▶ [What is asked]: Leave out the pictures, then reproduce the rest of the material exactly.

— BEGIN Data records —

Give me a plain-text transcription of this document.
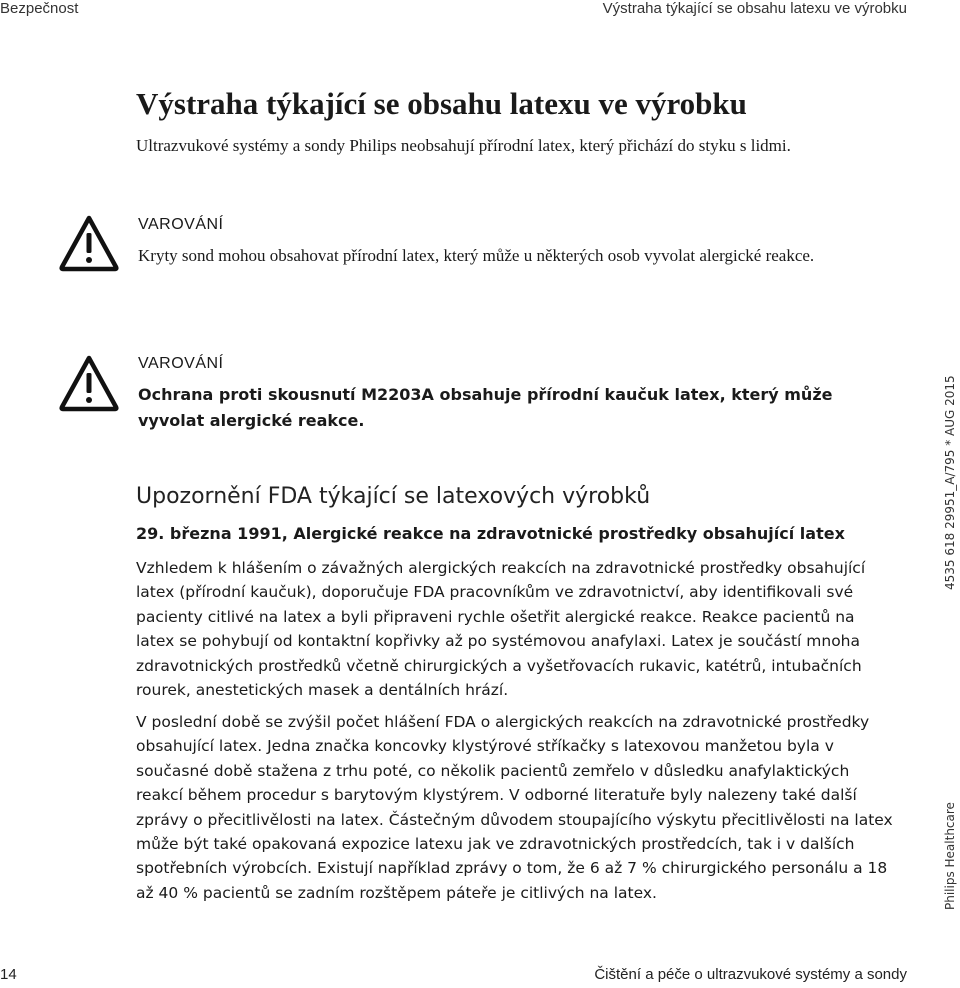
Bezpečnost	Výstraha týkající se obsahu latexu ve výrobku
Výstraha týkající se obsahu latexu ve výrobku

Ultrazvukové systémy a sondy Philips neobsahují přírodní latex, který přichází do styku s lidmi.

VAROVÁNÍ

Kryty sond mohou obsahovat přírodní latex, který může u některých osob vyvolat alergické reakce.

VAROVÁNÍ

Ochrana proti skousnutí M2203A obsahuje přírodní kaučuk latex, který může vyvolat alergické reakce.

Upozornění FDA týkající se latexových výrobků

29. března 1991, Alergické reakce na zdravotnické prostředky obsahující latex

Vzhledem k hlášením o závažných alergických reakcích na zdravotnické prostředky obsahující latex (přírodní kaučuk), doporučuje FDA pracovníkům ve zdravotnictví, aby identifikovali své pacienty citlivé na latex a byli připraveni rychle ošetřit alergické reakce. Reakce pacientů na latex se pohybují od kontaktní kopřivky až po systémovou anafylaxi. Latex je součástí mnoha zdravotnických prostředků včetně chirurgických a vyšetřovacích rukavic, katétrů, intubačních rourek, anestetických masek a dentálních hrází.

V poslední době se zvýšil počet hlášení FDA o alergických reakcích na zdravotnické prostředky obsahující latex. Jedna značka koncovky klystýrové stříkačky s latexovou manžetou byla v současné době stažena z trhu poté, co několik pacientů zemřelo v důsledku anafylaktických reakcí během procedur s barytovým klystýrem. V odborné literatuře byly nalezeny také další zprávy o přecitlivělosti na latex. Částečným důvodem stoupajícího výskytu přecitlivělosti na latex může být také opakovaná expozice latexu jak ve zdravotnických prostředcích, tak i v dalších spotřebních výrobcích. Existují například zprávy o tom, že 6 až 7 % chirurgického personálu a 18 až 40 % pacientů se zadním rozštěpem páteře je citlivých na latex.

4535 618 29951_A/795 * AUG 2015
Philips Healthcare
14	Čištění a péče o ultrazvukové systémy a sondy
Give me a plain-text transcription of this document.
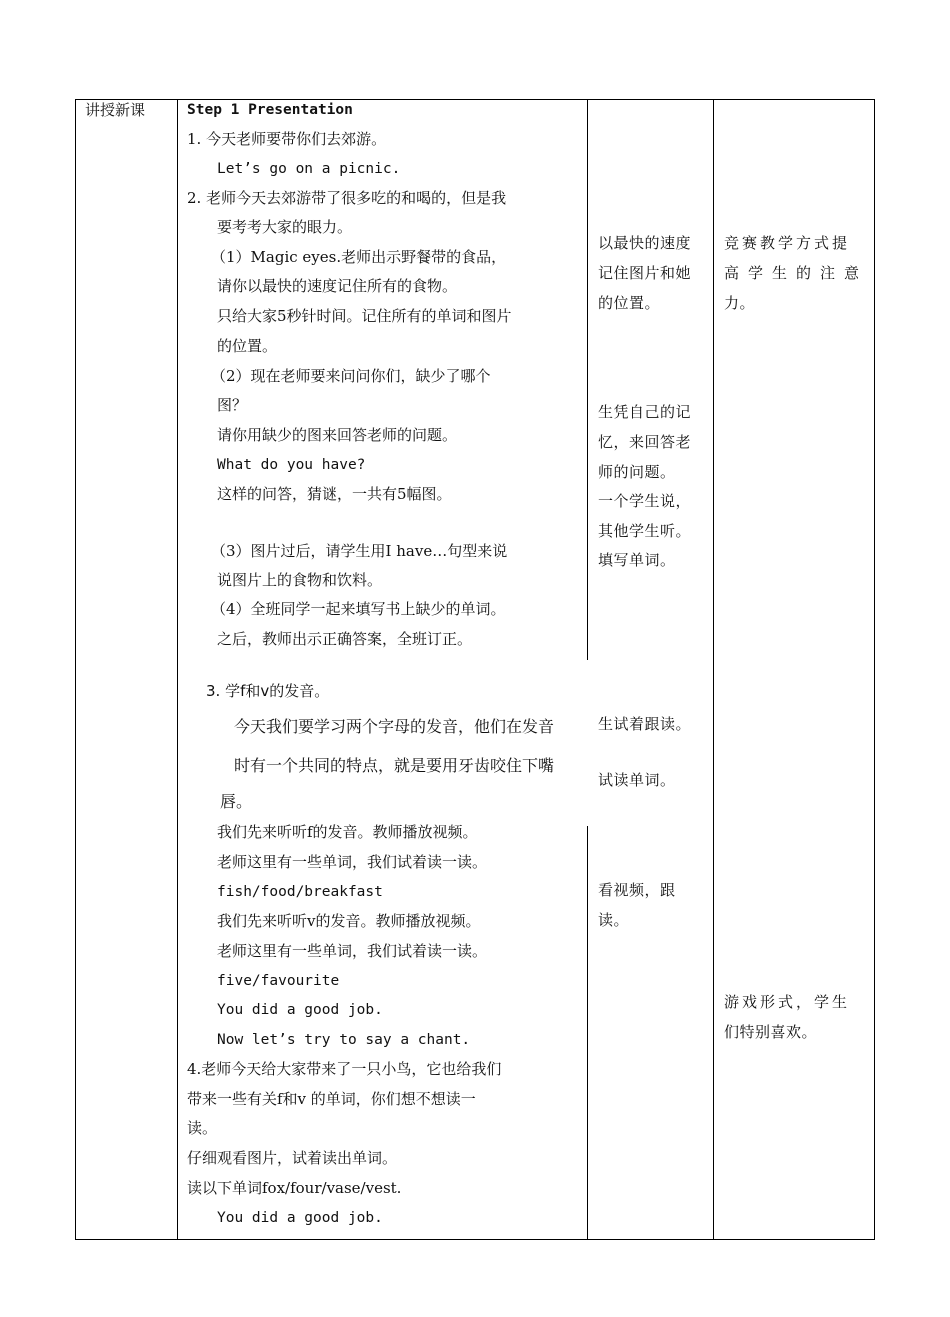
讲授新课	Step 1 Presentation
1. 今天老师要带你们去郊游。
Let’s go on a picnic.
2. 老师今天去郊游带了很多吃的和喝的，但是我
要考考大家的眼力。
（1）Magic eyes.老师出示野餐带的食品，
请你以最快的速度记住所有的食物。
只给大家5秒针时间。记住所有的单词和图片
的位置。
（2）现在老师要来问问你们，缺少了哪个
图？
请你用缺少的图来回答老师的问题。
What do you have?
这样的问答，猜谜，一共有5幅图。
（3）图片过后，请学生用I have…句型来说
说图片上的食物和饮料。
（4）全班同学一起来填写书上缺少的单词。
之后，教师出示正确答案，全班订正。
3. 学f和v的发音。
今天我们要学习两个字母的发音，他们在发音
时有一个共同的特点，就是要用牙齿咬住下嘴
唇。
我们先来听听f的发音。教师播放视频。
老师这里有一些单词，我们试着读一读。
fish/food/breakfast
我们先来听听v的发音。教师播放视频。
老师这里有一些单词，我们试着读一读。
five/favourite
You did a good job.
Now let’s try to say a chant.
4.老师今天给大家带来了一只小鸟，它也给我们
带来一些有关f和v 的单词，你们想不想读一
读。
仔细观看图片，试着读出单词。
读以下单词fox/four/vase/vest.
You did a good job.
以最快的速度
记住图片和她
的位置。
生凭自己的记
忆，来回答老
师的问题。
一个学生说，
其他学生听。
填写单词。
生试着跟读。
试读单词。
看视频，跟
读。
竞赛教学方式提
高学生的注意
力。
游戏形式，学生
们特别喜欢。
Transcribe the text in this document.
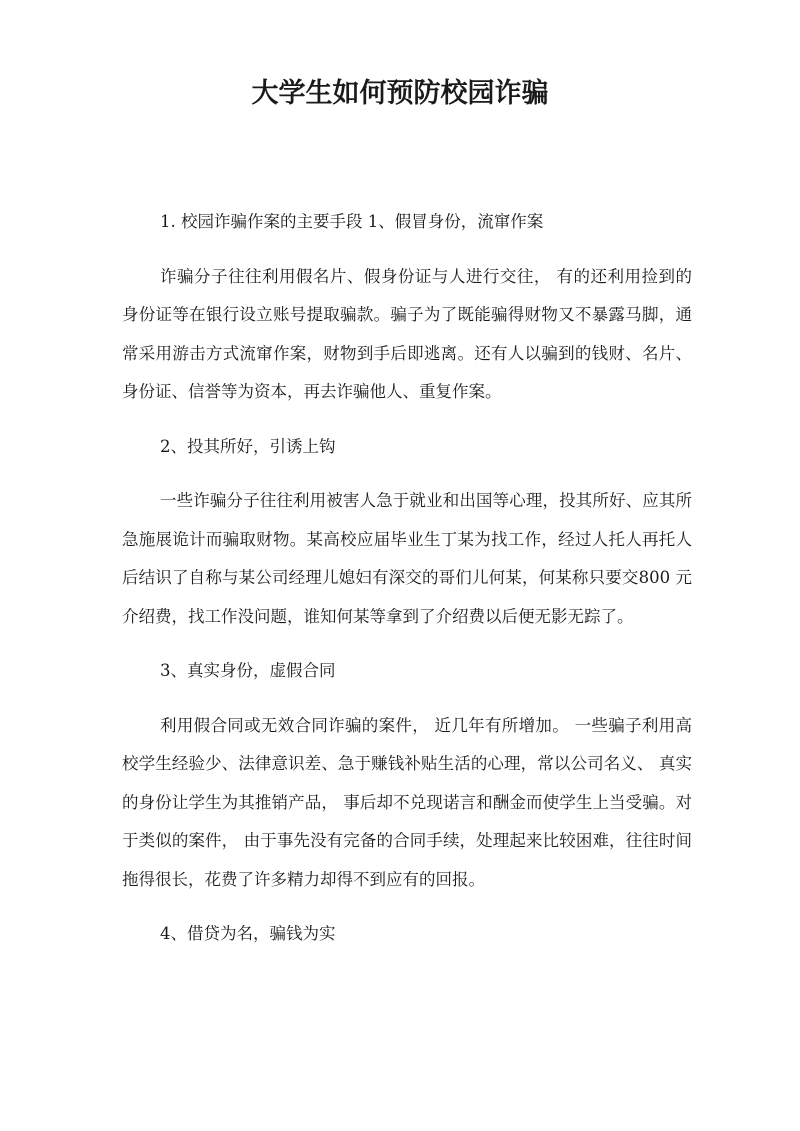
大学生如何预防校园诈骗

1. 校园诈骗作案的主要手段 1、假冒身份，流窜作案

诈骗分子往往利用假名片、假身份证与人进行交往， 有的还利用捡到的身份证等在银行设立账号提取骗款。骗子为了既能骗得财物又不暴露马脚，通常采用游击方式流窜作案，财物到手后即逃离。还有人以骗到的钱财、名片、身份证、信誉等为资本，再去诈骗他人、重复作案。

2、投其所好，引诱上钩

一些诈骗分子往往利用被害人急于就业和出国等心理，投其所好、应其所急施展诡计而骗取财物。某高校应届毕业生丁某为找工作，经过人托人再托人后结识了自称与某公司经理儿媳妇有深交的哥们儿何某，何某称只要交800 元介绍费，找工作没问题，谁知何某等拿到了介绍费以后便无影无踪了。

3、真实身份，虚假合同

利用假合同或无效合同诈骗的案件， 近几年有所增加。 一些骗子利用高校学生经验少、法律意识差、急于赚钱补贴生活的心理，常以公司名义、 真实的身份让学生为其推销产品， 事后却不兑现诺言和酬金而使学生上当受骗。对于类似的案件， 由于事先没有完备的合同手续，处理起来比较困难，往往时间拖得很长，花费了许多精力却得不到应有的回报。

4、借贷为名，骗钱为实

— END Data records —

▶ [Written reply]:
Give me a plain-text transcription of this document.
Bezpečnost	Výstraha týkající se obsahu latexu ve výrobku
Výstraha týkající se obsahu latexu ve výrobku

Ultrazvukové systémy a sondy Philips neobsahují přírodní latex, který přichází do styku s lidmi.

VAROVÁNÍ

Kryty sond mohou obsahovat přírodní latex, který může u některých osob vyvolat alergické reakce.

VAROVÁNÍ

Ochrana proti skousnutí M2203A obsahuje přírodní kaučuk latex, který může vyvolat alergické reakce.

Upozornění FDA týkající se latexových výrobků

29. března 1991, Alergické reakce na zdravotnické prostředky obsahující latex

Vzhledem k hlášením o závažných alergických reakcích na zdravotnické prostředky obsahující latex (přírodní kaučuk), doporučuje FDA pracovníkům ve zdravotnictví, aby identifikovali své pacienty citlivé na latex a byli připraveni rychle ošetřit alergické reakce. Reakce pacientů na latex se pohybují od kontaktní kopřivky až po systémovou anafylaxi. Latex je součástí mnoha zdravotnických prostředků včetně chirurgických a vyšetřovacích rukavic, katétrů, intubačních rourek, anestetických masek a dentálních hrází.

V poslední době se zvýšil počet hlášení FDA o alergických reakcích na zdravotnické prostředky obsahující latex. Jedna značka koncovky klystýrové stříkačky s latexovou manžetou byla v současné době stažena z trhu poté, co několik pacientů zemřelo v důsledku anafylaktických reakcí během procedur s barytovým klystýrem. V odborné literatuře byly nalezeny také další zprávy o přecitlivělosti na latex. Částečným důvodem stoupajícího výskytu přecitlivělosti na latex může být také opakovaná expozice latexu jak ve zdravotnických prostředcích, tak i v dalších spotřebních výrobcích. Existují například zprávy o tom, že 6 až 7 % chirurgického personálu a 18 až 40 % pacientů se zadním rozštěpem páteře je citlivých na latex.

4535 618 29951_A/795 * AUG 2015
Philips Healthcare
14	Čištění a péče o ultrazvukové systémy a sondy
Give me a plain-text transcription of this document.
讲授新课	Step 1 Presentation
1. 今天老师要带你们去郊游。
Let’s go on a picnic.
2. 老师今天去郊游带了很多吃的和喝的，但是我
要考考大家的眼力。
（1）Magic eyes.老师出示野餐带的食品，
请你以最快的速度记住所有的食物。
只给大家5秒针时间。记住所有的单词和图片
的位置。
（2）现在老师要来问问你们，缺少了哪个
图？
请你用缺少的图来回答老师的问题。
What do you have?
这样的问答，猜谜，一共有5幅图。
（3）图片过后，请学生用I have…句型来说
说图片上的食物和饮料。
（4）全班同学一起来填写书上缺少的单词。
之后，教师出示正确答案，全班订正。
3. 学f和v的发音。
今天我们要学习两个字母的发音，他们在发音
时有一个共同的特点，就是要用牙齿咬住下嘴
唇。
我们先来听听f的发音。教师播放视频。
老师这里有一些单词，我们试着读一读。
fish/food/breakfast
我们先来听听v的发音。教师播放视频。
老师这里有一些单词，我们试着读一读。
five/favourite
You did a good job.
Now let’s try to say a chant.
4.老师今天给大家带来了一只小鸟，它也给我们
带来一些有关f和v 的单词，你们想不想读一
读。
仔细观看图片，试着读出单词。
读以下单词fox/four/vase/vest.
You did a good job.
以最快的速度
记住图片和她
的位置。
生凭自己的记
忆，来回答老
师的问题。
一个学生说，
其他学生听。
填写单词。
生试着跟读。
试读单词。
看视频，跟
读。
竞赛教学方式提
高学生的注意
力。
游戏形式，学生
们特别喜欢。
Transcribe the text in this document.
大学生如何预防校园诈骗

1. 校园诈骗作案的主要手段 1、假冒身份，流窜作案

诈骗分子往往利用假名片、假身份证与人进行交往， 有的还利用捡到的身份证等在银行设立账号提取骗款。骗子为了既能骗得财物又不暴露马脚，通常采用游击方式流窜作案，财物到手后即逃离。还有人以骗到的钱财、名片、身份证、信誉等为资本，再去诈骗他人、重复作案。

2、投其所好，引诱上钩

一些诈骗分子往往利用被害人急于就业和出国等心理，投其所好、应其所急施展诡计而骗取财物。某高校应届毕业生丁某为找工作，经过人托人再托人后结识了自称与某公司经理儿媳妇有深交的哥们儿何某，何某称只要交800 元介绍费，找工作没问题，谁知何某等拿到了介绍费以后便无影无踪了。

3、真实身份，虚假合同

利用假合同或无效合同诈骗的案件， 近几年有所增加。 一些骗子利用高校学生经验少、法律意识差、急于赚钱补贴生活的心理，常以公司名义、 真实的身份让学生为其推销产品， 事后却不兑现诺言和酬金而使学生上当受骗。对于类似的案件， 由于事先没有完备的合同手续，处理起来比较困难，往往时间拖得很长，花费了许多精力却得不到应有的回报。

4、借贷为名，骗钱为实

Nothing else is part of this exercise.